____ Source material

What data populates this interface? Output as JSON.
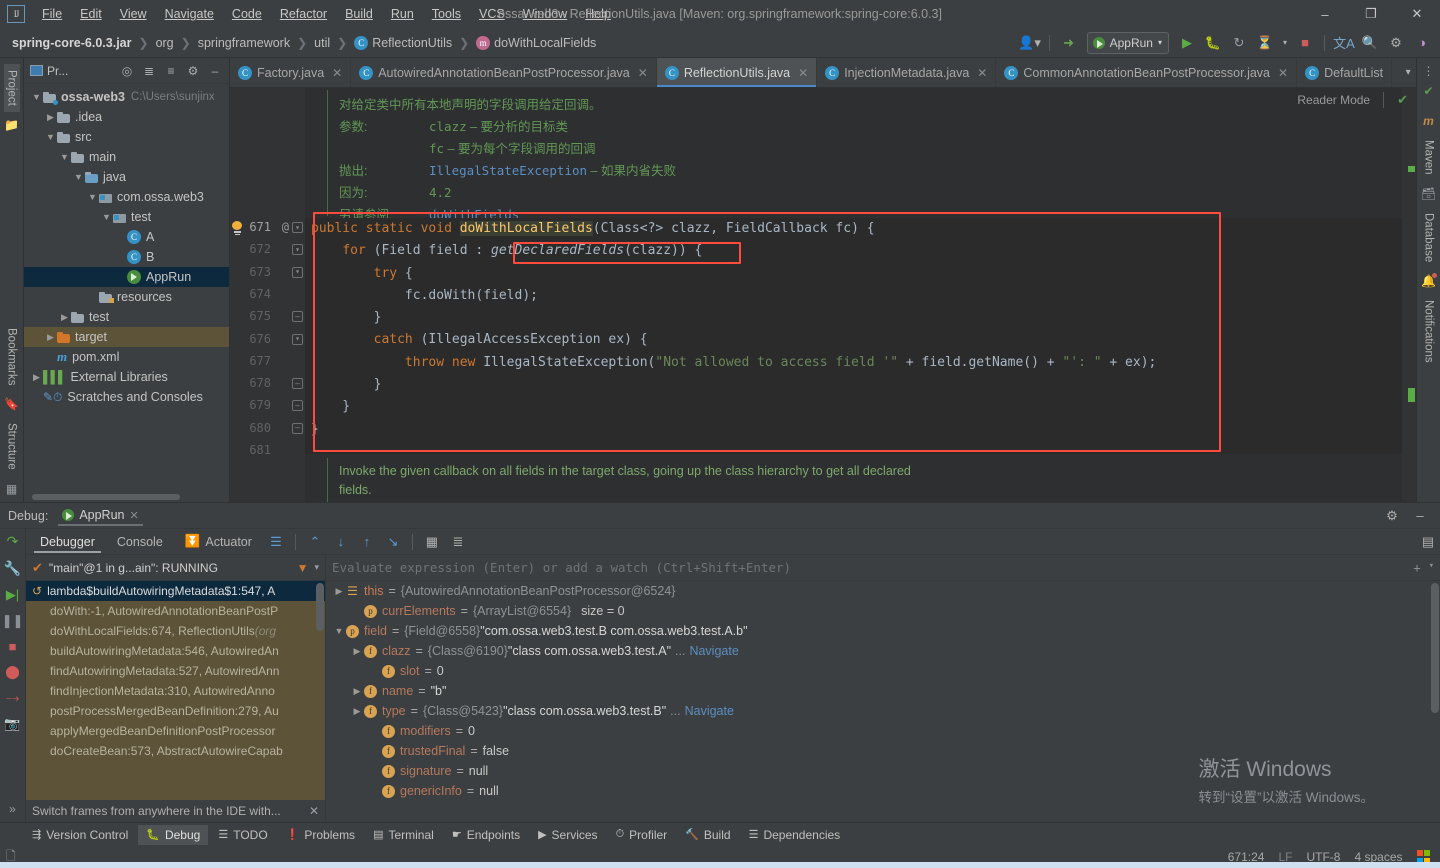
{
  "window": {
    "title": "ossa-web3 - ReflectionUtils.java [Maven: org.springframework:spring-core:6.0.3]",
    "logo": "IJ",
    "minimize": "–",
    "maximize": "❐",
    "close": "✕"
  },
  "menu": [
    "File",
    "Edit",
    "View",
    "Navigate",
    "Code",
    "Refactor",
    "Build",
    "Run",
    "Tools",
    "VCS",
    "Window",
    "Help"
  ],
  "navbar": {
    "crumbs": [
      "spring-core-6.0.3.jar",
      "org",
      "springframework",
      "util",
      "ReflectionUtils",
      "doWithLocalFields"
    ],
    "run_config": "AppRun",
    "icons": [
      "user-icon",
      "updates-icon",
      "run-icon",
      "debug-icon",
      "rerun-icon",
      "coverage-icon",
      "stop-icon",
      "translate-icon",
      "search-icon",
      "settings-icon",
      "theme-icon"
    ]
  },
  "project": {
    "panel_title": "Pr...",
    "tree": [
      {
        "depth": 0,
        "arrow": "▼",
        "icon": "module-folder",
        "label": "ossa-web3",
        "bold": true,
        "path": "C:\\Users\\sunjinx"
      },
      {
        "depth": 1,
        "arrow": "▶",
        "icon": "folder",
        "label": ".idea"
      },
      {
        "depth": 1,
        "arrow": "▼",
        "icon": "folder",
        "label": "src"
      },
      {
        "depth": 2,
        "arrow": "▼",
        "icon": "folder",
        "label": "main"
      },
      {
        "depth": 3,
        "arrow": "▼",
        "icon": "source-folder",
        "label": "java"
      },
      {
        "depth": 4,
        "arrow": "▼",
        "icon": "package",
        "label": "com.ossa.web3"
      },
      {
        "depth": 5,
        "arrow": "▼",
        "icon": "package",
        "label": "test"
      },
      {
        "depth": 6,
        "arrow": "",
        "icon": "class",
        "label": "A"
      },
      {
        "depth": 6,
        "arrow": "",
        "icon": "class",
        "label": "B"
      },
      {
        "depth": 6,
        "arrow": "",
        "icon": "runnable-class",
        "label": "AppRun",
        "selected": true
      },
      {
        "depth": 4,
        "arrow": "",
        "icon": "resource-folder",
        "label": "resources"
      },
      {
        "depth": 2,
        "arrow": "▶",
        "icon": "folder",
        "label": "test"
      },
      {
        "depth": 1,
        "arrow": "▶",
        "icon": "target-folder",
        "label": "target",
        "highlighted": true
      },
      {
        "depth": 1,
        "arrow": "",
        "icon": "maven-file",
        "label": "pom.xml"
      },
      {
        "depth": 0,
        "arrow": "▶",
        "icon": "libraries",
        "label": "External Libraries"
      },
      {
        "depth": 0,
        "arrow": "",
        "icon": "scratches",
        "label": "Scratches and Consoles"
      }
    ]
  },
  "left_strip": {
    "project_label": "Project",
    "bookmarks_label": "Bookmarks",
    "structure_label": "Structure"
  },
  "right_strip": {
    "maven_label": "Maven",
    "database_label": "Database",
    "notifications_label": "Notifications"
  },
  "editor": {
    "tabs": [
      {
        "label": "Factory.java",
        "icon": "class-icon",
        "active": false
      },
      {
        "label": "AutowiredAnnotationBeanPostProcessor.java",
        "icon": "class-icon",
        "active": false
      },
      {
        "label": "ReflectionUtils.java",
        "icon": "class-icon",
        "active": true
      },
      {
        "label": "InjectionMetadata.java",
        "icon": "class-icon",
        "active": false
      },
      {
        "label": "CommonAnnotationBeanPostProcessor.java",
        "icon": "class-icon",
        "active": false
      },
      {
        "label": "DefaultList",
        "icon": "class-icon",
        "active": false
      }
    ],
    "reader_mode": "Reader Mode",
    "javadoc_top": {
      "summary": "对给定类中所有本地声明的字段调用给定回调。",
      "rows": [
        {
          "tag": "参数:",
          "mono": "clazz",
          "dash": " – ",
          "text": "要分析的目标类"
        },
        {
          "tag": "",
          "mono": "fc",
          "dash": " – ",
          "text": "要为每个字段调用的回调"
        },
        {
          "tag": "抛出:",
          "link": "IllegalStateException",
          "dash": " – ",
          "text": "如果内省失败"
        },
        {
          "tag": "因为:",
          "mono": "4.2",
          "dash": "",
          "text": ""
        },
        {
          "tag": "另请参阅:",
          "link": "doWithFields",
          "dash": "",
          "text": ""
        }
      ]
    },
    "line_numbers": [
      "671",
      "672",
      "673",
      "674",
      "675",
      "676",
      "677",
      "678",
      "679",
      "680",
      "681"
    ],
    "current_line": "671",
    "at_marker": "@",
    "code_lines": [
      "public static void doWithLocalFields(Class<?> clazz, FieldCallback fc) {",
      "    for (Field field : getDeclaredFields(clazz)) {",
      "        try {",
      "            fc.doWith(field);",
      "        }",
      "        catch (IllegalAccessException ex) {",
      "            throw new IllegalStateException(\"Not allowed to access field '\" + field.getName() + \"': \" + ex);",
      "        }",
      "    }",
      "}"
    ],
    "highlighted_expression": "getDeclaredFields(clazz))",
    "javadoc_bottom": "Invoke the given callback on all fields in the target class, going up the class hierarchy to get all declared fields."
  },
  "debug": {
    "label": "Debug:",
    "session": "AppRun",
    "tabs": [
      {
        "label": "Debugger",
        "active": true
      },
      {
        "label": "Console",
        "active": false
      },
      {
        "label": "Actuator",
        "active": false,
        "icon": "actuator-icon"
      }
    ],
    "thread_status": "\"main\"@1 in g...ain\": RUNNING",
    "frames": [
      {
        "label": "lambda$buildAutowiringMetadata$1:547, A",
        "selected": true
      },
      {
        "label": "doWith:-1, AutowiredAnnotationBeanPostP"
      },
      {
        "label": "doWithLocalFields:674, ReflectionUtils ",
        "italic": "(org"
      },
      {
        "label": "buildAutowiringMetadata:546, AutowiredAn"
      },
      {
        "label": "findAutowiringMetadata:527, AutowiredAnn"
      },
      {
        "label": "findInjectionMetadata:310, AutowiredAnno"
      },
      {
        "label": "postProcessMergedBeanDefinition:279, Au"
      },
      {
        "label": "applyMergedBeanDefinitionPostProcessor"
      },
      {
        "label": "doCreateBean:573, AbstractAutowireCapab"
      }
    ],
    "frames_hint": "Switch frames from anywhere in the IDE with...",
    "evaluate_placeholder": "Evaluate expression (Enter) or add a watch (Ctrl+Shift+Enter)",
    "variables": [
      {
        "indent": 0,
        "arrow": "▶",
        "chip": "obj",
        "chip_char": "☰",
        "name": "this",
        "value_ref": "{AutowiredAnnotationBeanPostProcessor@6524}"
      },
      {
        "indent": 1,
        "arrow": "",
        "chip": "p",
        "chip_char": "p",
        "name": "currElements",
        "value_ref": "{ArrayList@6554}",
        "size": "size = 0"
      },
      {
        "indent": 0,
        "arrow": "▼",
        "chip": "p",
        "chip_char": "p",
        "name": "field",
        "value_ref": "{Field@6558}",
        "value_str": "\"com.ossa.web3.test.B com.ossa.web3.test.A.b\""
      },
      {
        "indent": 1,
        "arrow": "▶",
        "chip": "f",
        "chip_char": "f",
        "name": "clazz",
        "value_ref": "{Class@6190}",
        "value_str": "\"class com.ossa.web3.test.A\"",
        "ellipsis": "...",
        "nav": "Navigate"
      },
      {
        "indent": 2,
        "arrow": "",
        "chip": "f",
        "chip_char": "f",
        "name": "slot",
        "value_num": "0"
      },
      {
        "indent": 1,
        "arrow": "▶",
        "chip": "f",
        "chip_char": "f",
        "name": "name",
        "value_str": "\"b\""
      },
      {
        "indent": 1,
        "arrow": "▶",
        "chip": "f",
        "chip_char": "f",
        "name": "type",
        "value_ref": "{Class@5423}",
        "value_str": "\"class com.ossa.web3.test.B\"",
        "ellipsis": "...",
        "nav": "Navigate"
      },
      {
        "indent": 2,
        "arrow": "",
        "chip": "f",
        "chip_char": "f",
        "name": "modifiers",
        "value_num": "0"
      },
      {
        "indent": 2,
        "arrow": "",
        "chip": "f",
        "chip_char": "f",
        "name": "trustedFinal",
        "value_num": "false"
      },
      {
        "indent": 2,
        "arrow": "",
        "chip": "f",
        "chip_char": "f",
        "name": "signature",
        "value_null": "null"
      },
      {
        "indent": 2,
        "arrow": "",
        "chip": "f",
        "chip_char": "f",
        "name": "genericInfo",
        "value_null": "null"
      }
    ]
  },
  "bottom_tools": [
    {
      "label": "Version Control",
      "icon": "branch-icon",
      "active": false
    },
    {
      "label": "Debug",
      "icon": "bug-icon",
      "active": true
    },
    {
      "label": "TODO",
      "icon": "todo-icon",
      "active": false
    },
    {
      "label": "Problems",
      "icon": "problems-icon",
      "active": false
    },
    {
      "label": "Terminal",
      "icon": "terminal-icon",
      "active": false
    },
    {
      "label": "Endpoints",
      "icon": "endpoints-icon",
      "active": false
    },
    {
      "label": "Services",
      "icon": "services-icon",
      "active": false
    },
    {
      "label": "Profiler",
      "icon": "profiler-icon",
      "active": false
    },
    {
      "label": "Build",
      "icon": "build-icon",
      "active": false
    },
    {
      "label": "Dependencies",
      "icon": "dependencies-icon",
      "active": false
    }
  ],
  "statusbar": {
    "caret": "671:24",
    "line_sep": "LF",
    "encoding": "UTF-8",
    "indent": "4 spaces"
  },
  "watermark": {
    "line1": "激活 Windows",
    "line2": "转到“设置”以激活 Windows。"
  },
  "colors": {
    "accent": "#4a88c7",
    "highlight_box": "#ff4b3e",
    "selection": "#0d293e",
    "keyword": "#cc7832",
    "method": "#ffc66d",
    "string": "#6a8759",
    "javadoc": "#629755"
  }
}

________

Tally the lines of the material above that contain the word "text" and report the total alone.

Answer to the exercise:
5